** START **

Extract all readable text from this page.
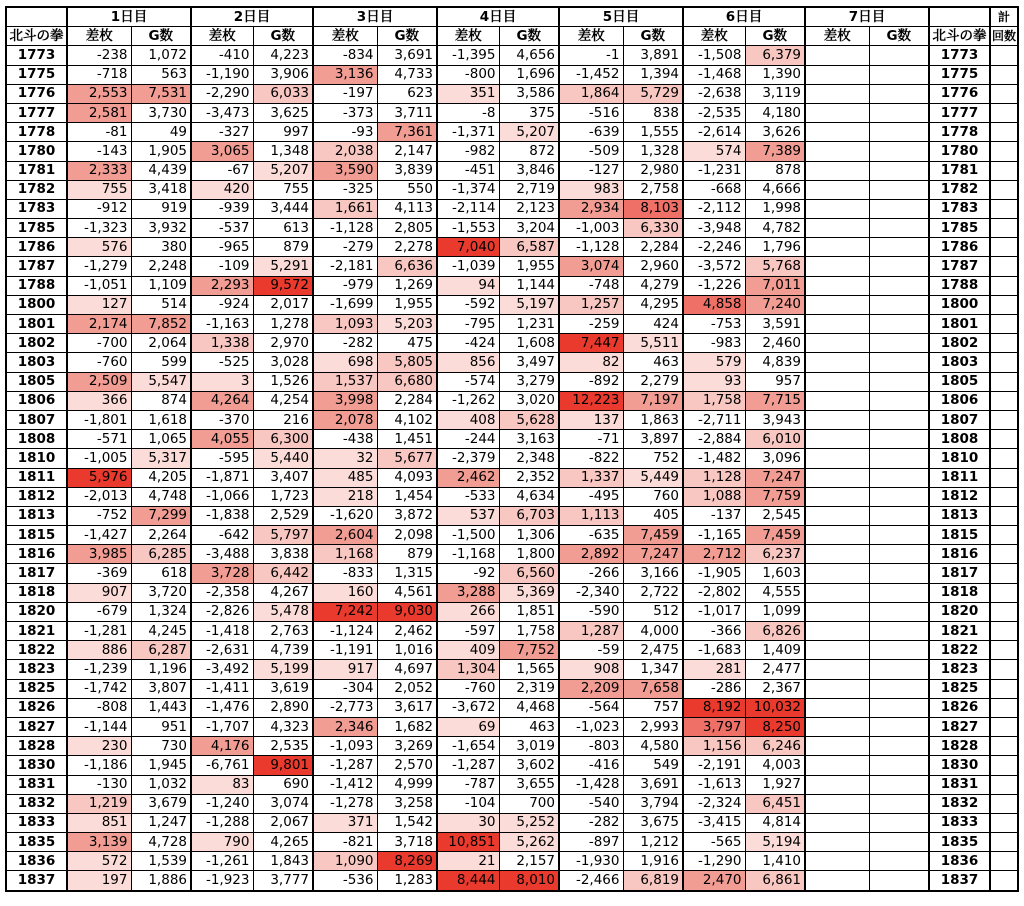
	1日目		2日目		3日目		4日目		5日目		6日目		7日目			計
北斗の拳	差枚	G数	差枚	G数	差枚	G数	差枚	G数	差枚	G数	差枚	G数	差枚	G数	北斗の拳	回数
1773	-238	1,072	-410	4,223	-834	3,691	-1,395	4,656	-1	3,891	-1,508	6,379			1773	
1775	-718	563	-1,190	3,906	3,136	4,733	-800	1,696	-1,452	1,394	-1,468	1,390			1775	
1776	2,553	7,531	-2,290	6,033	-197	623	351	3,586	1,864	5,729	-2,638	3,119			1776	
1777	2,581	3,730	-3,473	3,625	-373	3,711	-8	375	-516	838	-2,535	4,180			1777	
1778	-81	49	-327	997	-93	7,361	-1,371	5,207	-639	1,555	-2,614	3,626			1778	
1780	-143	1,905	3,065	1,348	2,038	2,147	-982	872	-509	1,328	574	7,389			1780	
1781	2,333	4,439	-67	5,207	3,590	3,839	-451	3,846	-127	2,980	-1,231	878			1781	
1782	755	3,418	420	755	-325	550	-1,374	2,719	983	2,758	-668	4,666			1782	
1783	-912	919	-939	3,444	1,661	4,113	-2,114	2,123	2,934	8,103	-2,112	1,998			1783	
1785	-1,323	3,932	-537	613	-1,128	2,805	-1,553	3,204	-1,003	6,330	-3,948	4,782			1785	
1786	576	380	-965	879	-279	2,278	7,040	6,587	-1,128	2,284	-2,246	1,796			1786	
1787	-1,279	2,248	-109	5,291	-2,181	6,636	-1,039	1,955	3,074	2,960	-3,572	5,768			1787	
1788	-1,051	1,109	2,293	9,572	-979	1,269	94	1,144	-748	4,279	-1,226	7,011			1788	
1800	127	514	-924	2,017	-1,699	1,955	-592	5,197	1,257	4,295	4,858	7,240			1800	
1801	2,174	7,852	-1,163	1,278	1,093	5,203	-795	1,231	-259	424	-753	3,591			1801	
1802	-700	2,064	1,338	2,970	-282	475	-424	1,608	7,447	5,511	-983	2,460			1802	
1803	-760	599	-525	3,028	698	5,805	856	3,497	82	463	579	4,839			1803	
1805	2,509	5,547	3	1,526	1,537	6,680	-574	3,279	-892	2,279	93	957			1805	
1806	366	874	4,264	4,254	3,998	2,284	-1,262	3,020	12,223	7,197	1,758	7,715			1806	
1807	-1,801	1,618	-370	216	2,078	4,102	408	5,628	137	1,863	-2,711	3,943			1807	
1808	-571	1,065	4,055	6,300	-438	1,451	-244	3,163	-71	3,897	-2,884	6,010			1808	
1810	-1,005	5,317	-595	5,440	32	5,677	-2,379	2,348	-822	752	-1,482	3,096			1810	
1811	5,976	4,205	-1,871	3,407	485	4,093	2,462	2,352	1,337	5,449	1,128	7,247			1811	
1812	-2,013	4,748	-1,066	1,723	218	1,454	-533	4,634	-495	760	1,088	7,759			1812	
1813	-752	7,299	-1,838	2,529	-1,620	3,872	537	6,703	1,113	405	-137	2,545			1813	
1815	-1,427	2,264	-642	5,797	2,604	2,098	-1,500	1,306	-635	7,459	-1,165	7,459			1815	
1816	3,985	6,285	-3,488	3,838	1,168	879	-1,168	1,800	2,892	7,247	2,712	6,237			1816	
1817	-369	618	3,728	6,442	-833	1,315	-92	6,560	-266	3,166	-1,905	1,603			1817	
1818	907	3,720	-2,358	4,267	160	4,561	3,288	5,369	-2,340	2,722	-2,802	4,555			1818	
1820	-679	1,324	-2,826	5,478	7,242	9,030	266	1,851	-590	512	-1,017	1,099			1820	
1821	-1,281	4,245	-1,418	2,763	-1,124	2,462	-597	1,758	1,287	4,000	-366	6,826			1821	
1822	886	6,287	-2,631	4,739	-1,191	1,016	409	7,752	-59	2,475	-1,683	1,409			1822	
1823	-1,239	1,196	-3,492	5,199	917	4,697	1,304	1,565	908	1,347	281	2,477			1823	
1825	-1,742	3,807	-1,411	3,619	-304	2,052	-760	2,319	2,209	7,658	-286	2,367			1825	
1826	-808	1,443	-1,476	2,890	-2,773	3,617	-3,672	4,468	-564	757	8,192	10,032			1826	
1827	-1,144	951	-1,707	4,323	2,346	1,682	69	463	-1,023	2,993	3,797	8,250			1827	
1828	230	730	4,176	2,535	-1,093	3,269	-1,654	3,019	-803	4,580	1,156	6,246			1828	
1830	-1,186	1,945	-6,761	9,801	-1,287	2,570	-1,287	3,602	-416	549	-2,191	4,003			1830	
1831	-130	1,032	83	690	-1,412	4,999	-787	3,655	-1,428	3,691	-1,613	1,927			1831	
1832	1,219	3,679	-1,240	3,074	-1,278	3,258	-104	700	-540	3,794	-2,324	6,451			1832	
1833	851	1,247	-1,288	2,067	371	1,542	30	5,252	-282	3,675	-3,415	4,814			1833	
1835	3,139	4,728	790	4,265	-821	3,718	10,851	5,262	-897	1,212	-565	5,194			1835	
1836	572	1,539	-1,261	1,843	1,090	8,269	21	2,157	-1,930	1,916	-1,290	1,410			1836	
1837	197	1,886	-1,923	3,777	-536	1,283	8,444	8,010	-2,466	6,819	2,470	6,861			1837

** END **

Extract the full listing above verbatim; pictures are to be left out of the copy.

CORRECT RESPONSE>
Extract all readable text from this page.
	1日目		2日目		3日目		4日目		5日目		6日目		7日目			計
北斗の拳	差枚	G数	差枚	G数	差枚	G数	差枚	G数	差枚	G数	差枚	G数	差枚	G数	北斗の拳	回数
1773	-238	1,072	-410	4,223	-834	3,691	-1,395	4,656	-1	3,891	-1,508	6,379			1773	
1775	-718	563	-1,190	3,906	3,136	4,733	-800	1,696	-1,452	1,394	-1,468	1,390			1775	
1776	2,553	7,531	-2,290	6,033	-197	623	351	3,586	1,864	5,729	-2,638	3,119			1776	
1777	2,581	3,730	-3,473	3,625	-373	3,711	-8	375	-516	838	-2,535	4,180			1777	
1778	-81	49	-327	997	-93	7,361	-1,371	5,207	-639	1,555	-2,614	3,626			1778	
1780	-143	1,905	3,065	1,348	2,038	2,147	-982	872	-509	1,328	574	7,389			1780	
1781	2,333	4,439	-67	5,207	3,590	3,839	-451	3,846	-127	2,980	-1,231	878			1781	
1782	755	3,418	420	755	-325	550	-1,374	2,719	983	2,758	-668	4,666			1782	
1783	-912	919	-939	3,444	1,661	4,113	-2,114	2,123	2,934	8,103	-2,112	1,998			1783	
1785	-1,323	3,932	-537	613	-1,128	2,805	-1,553	3,204	-1,003	6,330	-3,948	4,782			1785	
1786	576	380	-965	879	-279	2,278	7,040	6,587	-1,128	2,284	-2,246	1,796			1786	
1787	-1,279	2,248	-109	5,291	-2,181	6,636	-1,039	1,955	3,074	2,960	-3,572	5,768			1787	
1788	-1,051	1,109	2,293	9,572	-979	1,269	94	1,144	-748	4,279	-1,226	7,011			1788	
1800	127	514	-924	2,017	-1,699	1,955	-592	5,197	1,257	4,295	4,858	7,240			1800	
1801	2,174	7,852	-1,163	1,278	1,093	5,203	-795	1,231	-259	424	-753	3,591			1801	
1802	-700	2,064	1,338	2,970	-282	475	-424	1,608	7,447	5,511	-983	2,460			1802	
1803	-760	599	-525	3,028	698	5,805	856	3,497	82	463	579	4,839			1803	
1805	2,509	5,547	3	1,526	1,537	6,680	-574	3,279	-892	2,279	93	957			1805	
1806	366	874	4,264	4,254	3,998	2,284	-1,262	3,020	12,223	7,197	1,758	7,715			1806	
1807	-1,801	1,618	-370	216	2,078	4,102	408	5,628	137	1,863	-2,711	3,943			1807	
1808	-571	1,065	4,055	6,300	-438	1,451	-244	3,163	-71	3,897	-2,884	6,010			1808	
1810	-1,005	5,317	-595	5,440	32	5,677	-2,379	2,348	-822	752	-1,482	3,096			1810	
1811	5,976	4,205	-1,871	3,407	485	4,093	2,462	2,352	1,337	5,449	1,128	7,247			1811	
1812	-2,013	4,748	-1,066	1,723	218	1,454	-533	4,634	-495	760	1,088	7,759			1812	
1813	-752	7,299	-1,838	2,529	-1,620	3,872	537	6,703	1,113	405	-137	2,545			1813	
1815	-1,427	2,264	-642	5,797	2,604	2,098	-1,500	1,306	-635	7,459	-1,165	7,459			1815	
1816	3,985	6,285	-3,488	3,838	1,168	879	-1,168	1,800	2,892	7,247	2,712	6,237			1816	
1817	-369	618	3,728	6,442	-833	1,315	-92	6,560	-266	3,166	-1,905	1,603			1817	
1818	907	3,720	-2,358	4,267	160	4,561	3,288	5,369	-2,340	2,722	-2,802	4,555			1818	
1820	-679	1,324	-2,826	5,478	7,242	9,030	266	1,851	-590	512	-1,017	1,099			1820	
1821	-1,281	4,245	-1,418	2,763	-1,124	2,462	-597	1,758	1,287	4,000	-366	6,826			1821	
1822	886	6,287	-2,631	4,739	-1,191	1,016	409	7,752	-59	2,475	-1,683	1,409			1822	
1823	-1,239	1,196	-3,492	5,199	917	4,697	1,304	1,565	908	1,347	281	2,477			1823	
1825	-1,742	3,807	-1,411	3,619	-304	2,052	-760	2,319	2,209	7,658	-286	2,367			1825	
1826	-808	1,443	-1,476	2,890	-2,773	3,617	-3,672	4,468	-564	757	8,192	10,032			1826	
1827	-1,144	951	-1,707	4,323	2,346	1,682	69	463	-1,023	2,993	3,797	8,250			1827	
1828	230	730	4,176	2,535	-1,093	3,269	-1,654	3,019	-803	4,580	1,156	6,246			1828	
1830	-1,186	1,945	-6,761	9,801	-1,287	2,570	-1,287	3,602	-416	549	-2,191	4,003			1830	
1831	-130	1,032	83	690	-1,412	4,999	-787	3,655	-1,428	3,691	-1,613	1,927			1831	
1832	1,219	3,679	-1,240	3,074	-1,278	3,258	-104	700	-540	3,794	-2,324	6,451			1832	
1833	851	1,247	-1,288	2,067	371	1,542	30	5,252	-282	3,675	-3,415	4,814			1833	
1835	3,139	4,728	790	4,265	-821	3,718	10,851	5,262	-897	1,212	-565	5,194			1835	
1836	572	1,539	-1,261	1,843	1,090	8,269	21	2,157	-1,930	1,916	-1,290	1,410			1836	
1837	197	1,886	-1,923	3,777	-536	1,283	8,444	8,010	-2,466	6,819	2,470	6,861			1837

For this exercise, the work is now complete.